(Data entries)
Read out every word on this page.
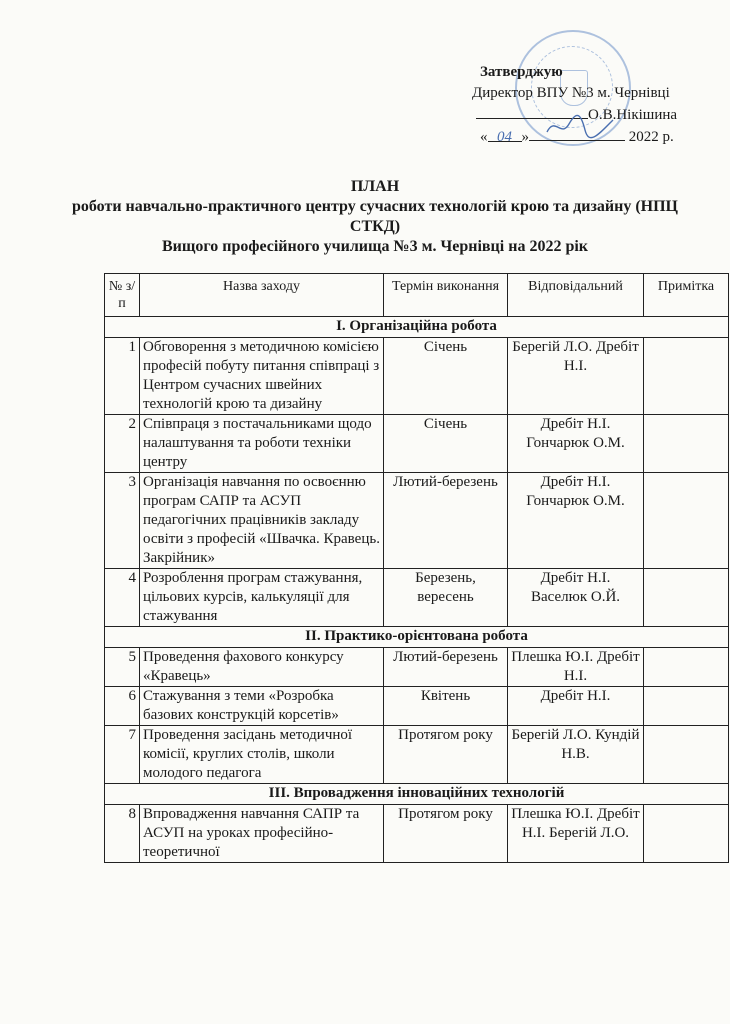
Затверджую
Директор ВПУ №3 м. Чернівці
О.В.Нікішина
« 04 »	2022 р.
ПЛАН
роботи навчально-практичного центру сучасних технологій крою та дизайну (НПЦ СТКД)
Вищого професійного училища №3 м. Чернівці на 2022 рік
№ з/п	Назва заходу	Термін виконання	Відповідальний	Примітка
І. Організаційна робота				
1	Обговорення з методичною комісією професій побуту питання співпраці з Центром сучасних швейних технологій крою та дизайну	Січень	Берегій Л.О. Дребіт Н.І.	
2	Співпраця з постачальниками щодо налаштування та роботи техніки центру	Січень	Дребіт Н.І. Гончарюк О.М.	
3	Організація навчання по освоєнню програм САПР та АСУП педагогічних працівників закладу освіти з професій «Швачка. Кравець. Закрійник»	Лютий-березень	Дребіт Н.І. Гончарюк О.М.	
4	Розроблення програм стажування, цільових курсів, калькуляції для стажування	Березень, вересень	Дребіт Н.І. Васелюк О.Й.	
ІІ. Практико-орієнтована робота				
5	Проведення фахового конкурсу «Кравець»	Лютий-березень	Плешка Ю.І. Дребіт Н.І.	
6	Стажування з теми «Розробка базових конструкцій корсетів»	Квітень	Дребіт Н.І.	
7	Проведення засідань методичної комісії, круглих столів, школи молодого педагога	Протягом року	Берегій Л.О. Кундій Н.В.	
ІІІ. Впровадження інноваційних технологій				
8	Впровадження навчання САПР та АСУП на уроках професійно-теоретичної	Протягом року	Плешка Ю.І. Дребіт Н.І. Берегій Л.О.	
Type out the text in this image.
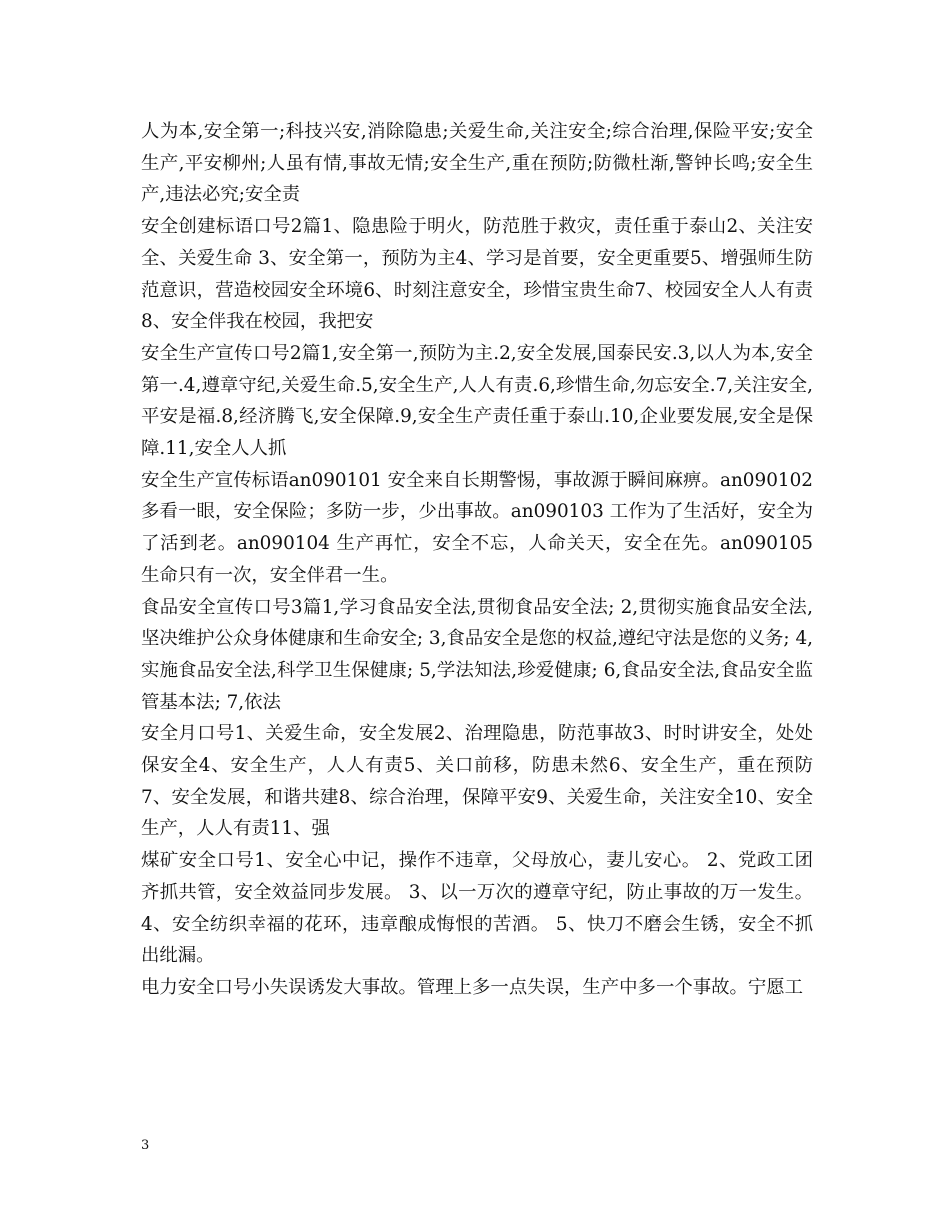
人为本,安全第一;科技兴安,消除隐患;关爱生命,关注安全;综合治理,保险平安;安全生产,平安柳州;人虽有情,事故无情;安全生产,重在预防;防微杜渐,警钟长鸣;安全生产,违法必究;安全责

安全创建标语口号2篇1、隐患险于明火，防范胜于救灾，责任重于泰山2、关注安全、关爱生命 3、安全第一，预防为主4、学习是首要，安全更重要5、增强师生防范意识，营造校园安全环境6、时刻注意安全，珍惜宝贵生命7、校园安全人人有责8、安全伴我在校园，我把安

安全生产宣传口号2篇1,安全第一,预防为主.2,安全发展,国泰民安.3,以人为本,安全第一.4,遵章守纪,关爱生命.5,安全生产,人人有责.6,珍惜生命,勿忘安全.7,关注安全,平安是福.8,经济腾飞,安全保障.9,安全生产责任重于泰山.10,企业要发展,安全是保障.11,安全人人抓

安全生产宣传标语an090101 安全来自长期警惕，事故源于瞬间麻痹。an090102 多看一眼，安全保险；多防一步，少出事故。an090103 工作为了生活好，安全为了活到老。an090104 生产再忙，安全不忘，人命关天，安全在先。an090105 生命只有一次，安全伴君一生。

食品安全宣传口号3篇1,学习食品安全法,贯彻食品安全法; 2,贯彻实施食品安全法,坚决维护公众身体健康和生命安全; 3,食品安全是您的权益,遵纪守法是您的义务; 4,实施食品安全法,科学卫生保健康; 5,学法知法,珍爱健康; 6,食品安全法,食品安全监管基本法; 7,依法

安全月口号1、关爱生命，安全发展2、治理隐患，防范事故3、时时讲安全，处处保安全4、安全生产，人人有责5、关口前移，防患未然6、安全生产，重在预防7、安全发展，和谐共建8、综合治理，保障平安9、关爱生命，关注安全10、安全生产，人人有责11、强

煤矿安全口号1、安全心中记，操作不违章，父母放心，妻儿安心。 2、党政工团齐抓共管，安全效益同步发展。 3、以一万次的遵章守纪，防止事故的万一发生。4、安全纺织幸福的花环，违章酿成悔恨的苦酒。 5、快刀不磨会生锈，安全不抓出纰漏。

电力安全口号小失误诱发大事故。管理上多一点失误，生产中多一个事故。宁愿工

3
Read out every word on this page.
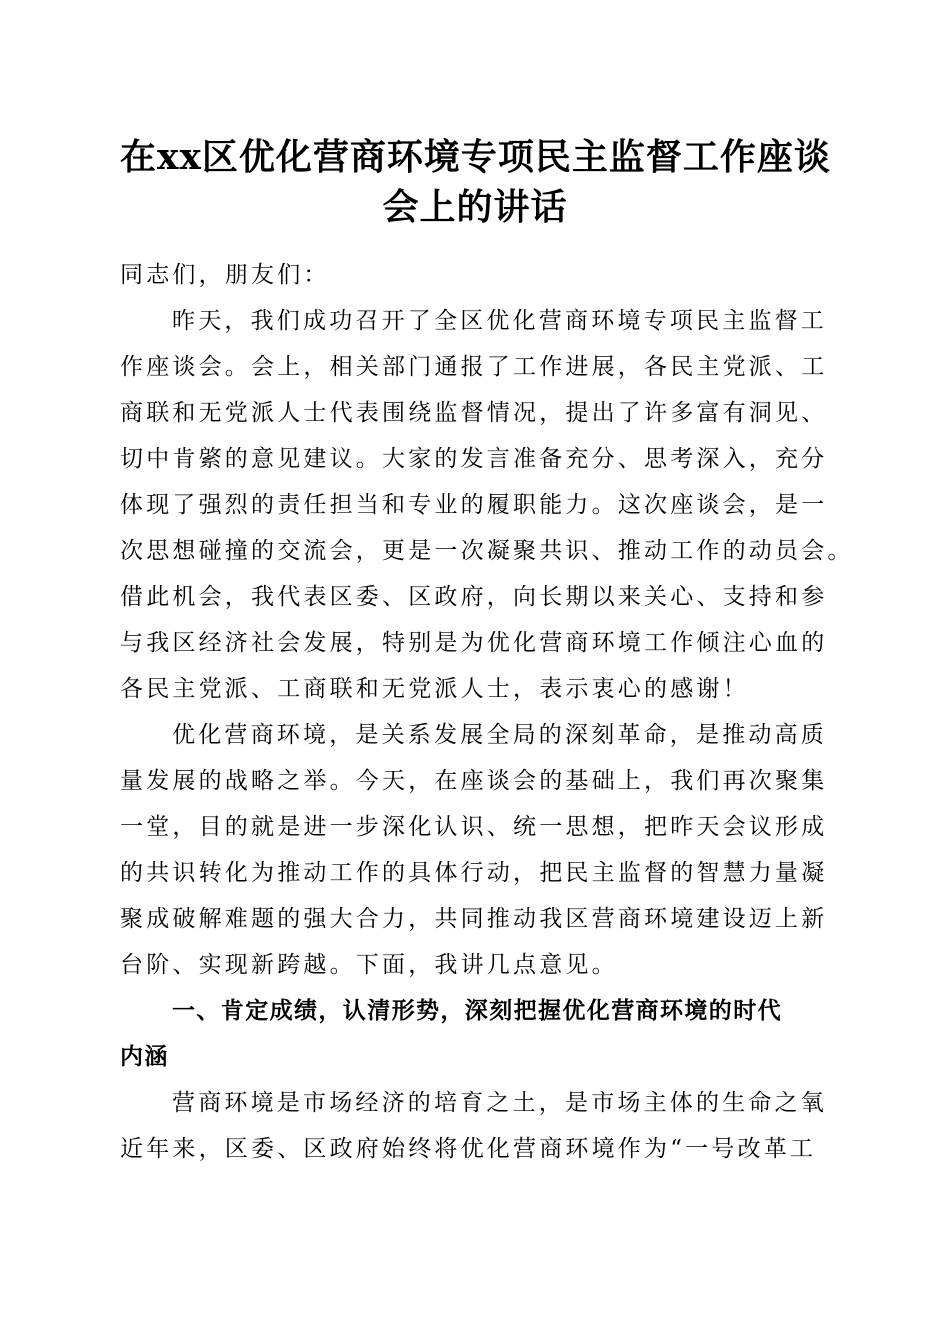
在xx区优化营商环境专项民主监督工作座谈
会上的讲话
同志们，朋友们：
昨天，我们成功召开了全区优化营商环境专项民主监督工
作座谈会。会上，相关部门通报了工作进展，各民主党派、工
商联和无党派人士代表围绕监督情况，提出了许多富有洞见、
切中肯綮的意见建议。大家的发言准备充分、思考深入，充分
体现了强烈的责任担当和专业的履职能力。这次座谈会，是一
次思想碰撞的交流会，更是一次凝聚共识、推动工作的动员会。
借此机会，我代表区委、区政府，向长期以来关心、支持和参
与我区经济社会发展，特别是为优化营商环境工作倾注心血的
各民主党派、工商联和无党派人士，表示衷心的感谢！
优化营商环境，是关系发展全局的深刻革命，是推动高质
量发展的战略之举。今天，在座谈会的基础上，我们再次聚集
一堂，目的就是进一步深化认识、统一思想，把昨天会议形成
的共识转化为推动工作的具体行动，把民主监督的智慧力量凝
聚成破解难题的强大合力，共同推动我区营商环境建设迈上新
台阶、实现新跨越。下面，我讲几点意见。
一、肯定成绩，认清形势，深刻把握优化营商环境的时代
内涵
营商环境是市场经济的培育之土，是市场主体的生命之氧
近年来，区委、区政府始终将优化营商环境作为“一号改革工
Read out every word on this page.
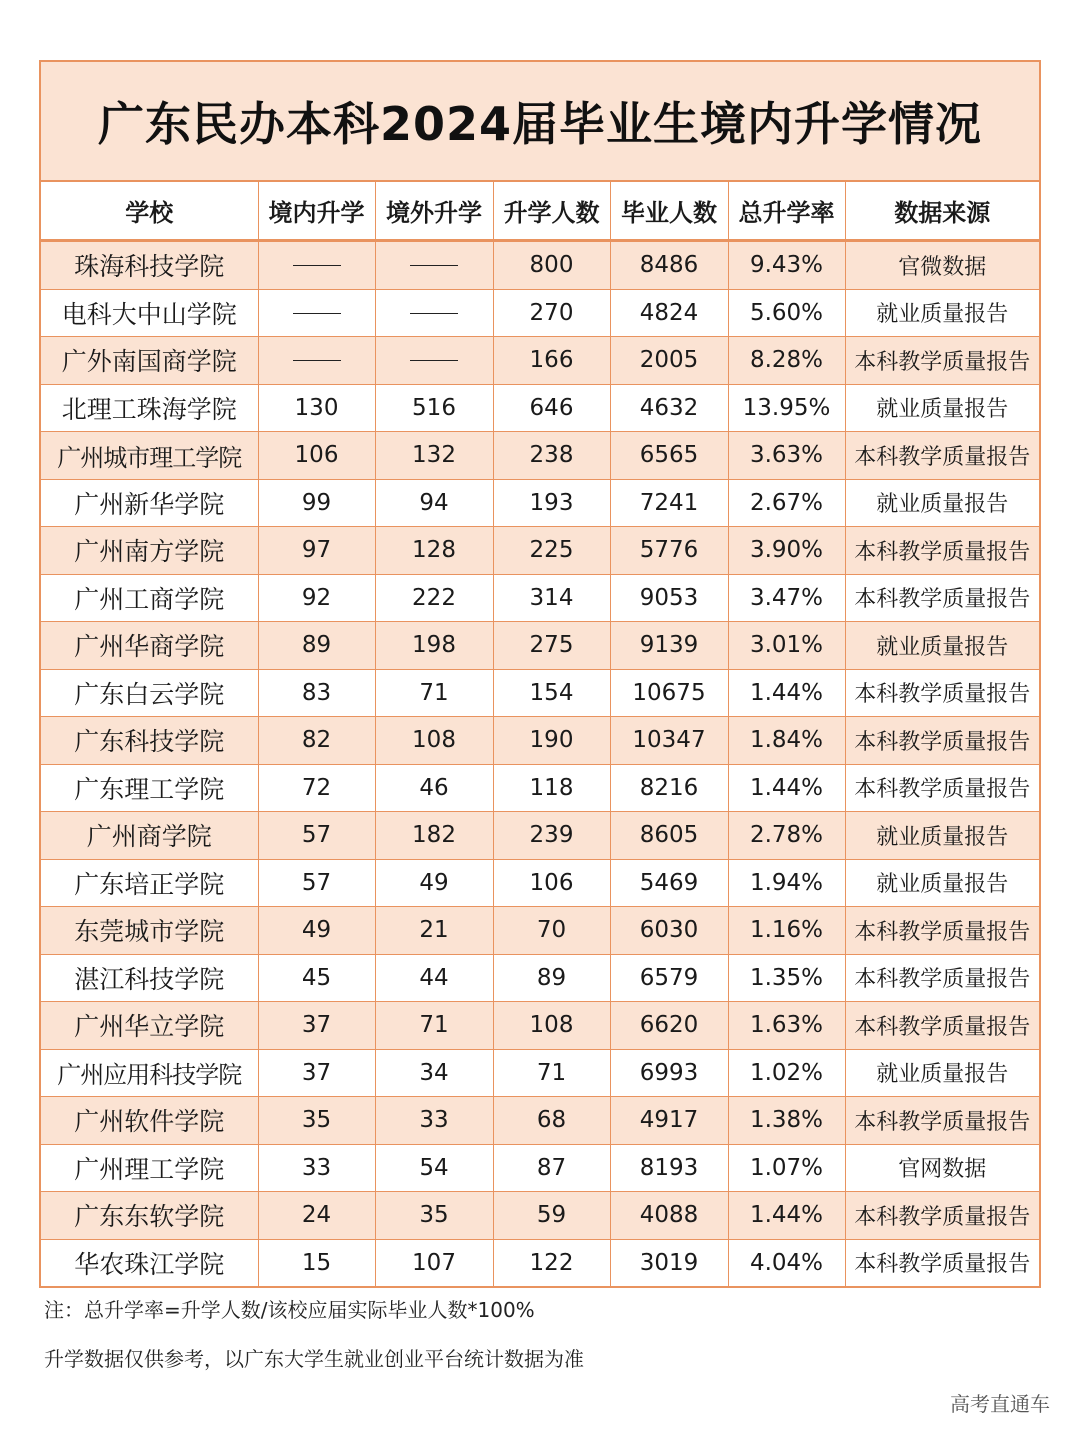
广东民办本科2024届毕业生境内升学情况
学校	境内升学	境外升学	升学人数	毕业人数	总升学率	数据来源
珠海科技学院			800	8486	9.43%	官微数据
电科大中山学院			270	4824	5.60%	就业质量报告
广外南国商学院			166	2005	8.28%	本科教学质量报告
北理工珠海学院	130	516	646	4632	13.95%	就业质量报告
广州城市理工学院	106	132	238	6565	3.63%	本科教学质量报告
广州新华学院	99	94	193	7241	2.67%	就业质量报告
广州南方学院	97	128	225	5776	3.90%	本科教学质量报告
广州工商学院	92	222	314	9053	3.47%	本科教学质量报告
广州华商学院	89	198	275	9139	3.01%	就业质量报告
广东白云学院	83	71	154	10675	1.44%	本科教学质量报告
广东科技学院	82	108	190	10347	1.84%	本科教学质量报告
广东理工学院	72	46	118	8216	1.44%	本科教学质量报告
广州商学院	57	182	239	8605	2.78%	就业质量报告
广东培正学院	57	49	106	5469	1.94%	就业质量报告
东莞城市学院	49	21	70	6030	1.16%	本科教学质量报告
湛江科技学院	45	44	89	6579	1.35%	本科教学质量报告
广州华立学院	37	71	108	6620	1.63%	本科教学质量报告
广州应用科技学院	37	34	71	6993	1.02%	就业质量报告
广州软件学院	35	33	68	4917	1.38%	本科教学质量报告
广州理工学院	33	54	87	8193	1.07%	官网数据
广东东软学院	24	35	59	4088	1.44%	本科教学质量报告
华农珠江学院	15	107	122	3019	4.04%	本科教学质量报告
注：总升学率=升学人数/该校应届实际毕业人数*100%
升学数据仅供参考，以广东大学生就业创业平台统计数据为准
高考直通车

Written request: Go through the entries above and print each one exactly, minus the pictures.

Reply:
Read out every word on this page.
Затверджую
Директор ВПУ №3 м. Чернівці
О.В.Нікішина
« 04 »	2022 р.
ПЛАН
роботи навчально-практичного центру сучасних технологій крою та дизайну (НПЦ СТКД)
Вищого професійного училища №3 м. Чернівці на 2022 рік
№ з/п	Назва заходу	Термін виконання	Відповідальний	Примітка
І. Організаційна робота				
1	Обговорення з методичною комісією професій побуту питання співпраці з Центром сучасних швейних технологій крою та дизайну	Січень	Берегій Л.О. Дребіт Н.І.	
2	Співпраця з постачальниками щодо налаштування та роботи техніки центру	Січень	Дребіт Н.І. Гончарюк О.М.	
3	Організація навчання по освоєнню програм САПР та АСУП педагогічних працівників закладу освіти з професій «Швачка. Кравець. Закрійник»	Лютий-березень	Дребіт Н.І. Гончарюк О.М.	
4	Розроблення програм стажування, цільових курсів, калькуляції для стажування	Березень, вересень	Дребіт Н.І. Васелюк О.Й.	
ІІ. Практико-орієнтована робота				
5	Проведення фахового конкурсу «Кравець»	Лютий-березень	Плешка Ю.І. Дребіт Н.І.	
6	Стажування з теми «Розробка базових конструкцій корсетів»	Квітень	Дребіт Н.І.	
7	Проведення засідань методичної комісії, круглих столів, школи молодого педагога	Протягом року	Берегій Л.О. Кундій Н.В.	
ІІІ. Впровадження інноваційних технологій				
8	Впровадження навчання САПР та АСУП на уроках професійно-теоретичної	Протягом року	Плешка Ю.І. Дребіт Н.І. Берегій Л.О.	
Type out the text in this image.
人为本,安全第一;科技兴安,消除隐患;关爱生命,关注安全;综合治理,保险平安;安全生产,平安柳州;人虽有情,事故无情;安全生产,重在预防;防微杜渐,警钟长鸣;安全生产,违法必究;安全责

安全创建标语口号2篇1、隐患险于明火，防范胜于救灾，责任重于泰山2、关注安全、关爱生命 3、安全第一，预防为主4、学习是首要，安全更重要5、增强师生防范意识，营造校园安全环境6、时刻注意安全，珍惜宝贵生命7、校园安全人人有责8、安全伴我在校园，我把安

安全生产宣传口号2篇1,安全第一,预防为主.2,安全发展,国泰民安.3,以人为本,安全第一.4,遵章守纪,关爱生命.5,安全生产,人人有责.6,珍惜生命,勿忘安全.7,关注安全,平安是福.8,经济腾飞,安全保障.9,安全生产责任重于泰山.10,企业要发展,安全是保障.11,安全人人抓

安全生产宣传标语an090101 安全来自长期警惕，事故源于瞬间麻痹。an090102 多看一眼，安全保险；多防一步，少出事故。an090103 工作为了生活好，安全为了活到老。an090104 生产再忙，安全不忘，人命关天，安全在先。an090105 生命只有一次，安全伴君一生。

食品安全宣传口号3篇1,学习食品安全法,贯彻食品安全法; 2,贯彻实施食品安全法,坚决维护公众身体健康和生命安全; 3,食品安全是您的权益,遵纪守法是您的义务; 4,实施食品安全法,科学卫生保健康; 5,学法知法,珍爱健康; 6,食品安全法,食品安全监管基本法; 7,依法

安全月口号1、关爱生命，安全发展2、治理隐患，防范事故3、时时讲安全，处处保安全4、安全生产，人人有责5、关口前移，防患未然6、安全生产，重在预防7、安全发展，和谐共建8、综合治理，保障平安9、关爱生命，关注安全10、安全生产，人人有责11、强

煤矿安全口号1、安全心中记，操作不违章，父母放心，妻儿安心。 2、党政工团齐抓共管，安全效益同步发展。 3、以一万次的遵章守纪，防止事故的万一发生。4、安全纺织幸福的花环，违章酿成悔恨的苦酒。 5、快刀不磨会生锈，安全不抓出纰漏。

电力安全口号小失误诱发大事故。管理上多一点失误，生产中多一个事故。宁愿工

3
Read out every word on this page.
在xx区优化营商环境专项民主监督工作座谈
会上的讲话
同志们，朋友们：
昨天，我们成功召开了全区优化营商环境专项民主监督工
作座谈会。会上，相关部门通报了工作进展，各民主党派、工
商联和无党派人士代表围绕监督情况，提出了许多富有洞见、
切中肯綮的意见建议。大家的发言准备充分、思考深入，充分
体现了强烈的责任担当和专业的履职能力。这次座谈会，是一
次思想碰撞的交流会，更是一次凝聚共识、推动工作的动员会。
借此机会，我代表区委、区政府，向长期以来关心、支持和参
与我区经济社会发展，特别是为优化营商环境工作倾注心血的
各民主党派、工商联和无党派人士，表示衷心的感谢！
优化营商环境，是关系发展全局的深刻革命，是推动高质
量发展的战略之举。今天，在座谈会的基础上，我们再次聚集
一堂，目的就是进一步深化认识、统一思想，把昨天会议形成
的共识转化为推动工作的具体行动，把民主监督的智慧力量凝
聚成破解难题的强大合力，共同推动我区营商环境建设迈上新
台阶、实现新跨越。下面，我讲几点意见。
一、肯定成绩，认清形势，深刻把握优化营商环境的时代
内涵
营商环境是市场经济的培育之土，是市场主体的生命之氧
近年来，区委、区政府始终将优化营商环境作为“一号改革工
Read out every word on this page.
广东民办本科2024届毕业生境内升学情况
学校	境内升学	境外升学	升学人数	毕业人数	总升学率	数据来源
珠海科技学院			800	8486	9.43%	官微数据
电科大中山学院			270	4824	5.60%	就业质量报告
广外南国商学院			166	2005	8.28%	本科教学质量报告
北理工珠海学院	130	516	646	4632	13.95%	就业质量报告
广州城市理工学院	106	132	238	6565	3.63%	本科教学质量报告
广州新华学院	99	94	193	7241	2.67%	就业质量报告
广州南方学院	97	128	225	5776	3.90%	本科教学质量报告
广州工商学院	92	222	314	9053	3.47%	本科教学质量报告
广州华商学院	89	198	275	9139	3.01%	就业质量报告
广东白云学院	83	71	154	10675	1.44%	本科教学质量报告
广东科技学院	82	108	190	10347	1.84%	本科教学质量报告
广东理工学院	72	46	118	8216	1.44%	本科教学质量报告
广州商学院	57	182	239	8605	2.78%	就业质量报告
广东培正学院	57	49	106	5469	1.94%	就业质量报告
东莞城市学院	49	21	70	6030	1.16%	本科教学质量报告
湛江科技学院	45	44	89	6579	1.35%	本科教学质量报告
广州华立学院	37	71	108	6620	1.63%	本科教学质量报告
广州应用科技学院	37	34	71	6993	1.02%	就业质量报告
广州软件学院	35	33	68	4917	1.38%	本科教学质量报告
广州理工学院	33	54	87	8193	1.07%	官网数据
广东东软学院	24	35	59	4088	1.44%	本科教学质量报告
华农珠江学院	15	107	122	3019	4.04%	本科教学质量报告
注：总升学率=升学人数/该校应届实际毕业人数*100%
升学数据仅供参考，以广东大学生就业创业平台统计数据为准
高考直通车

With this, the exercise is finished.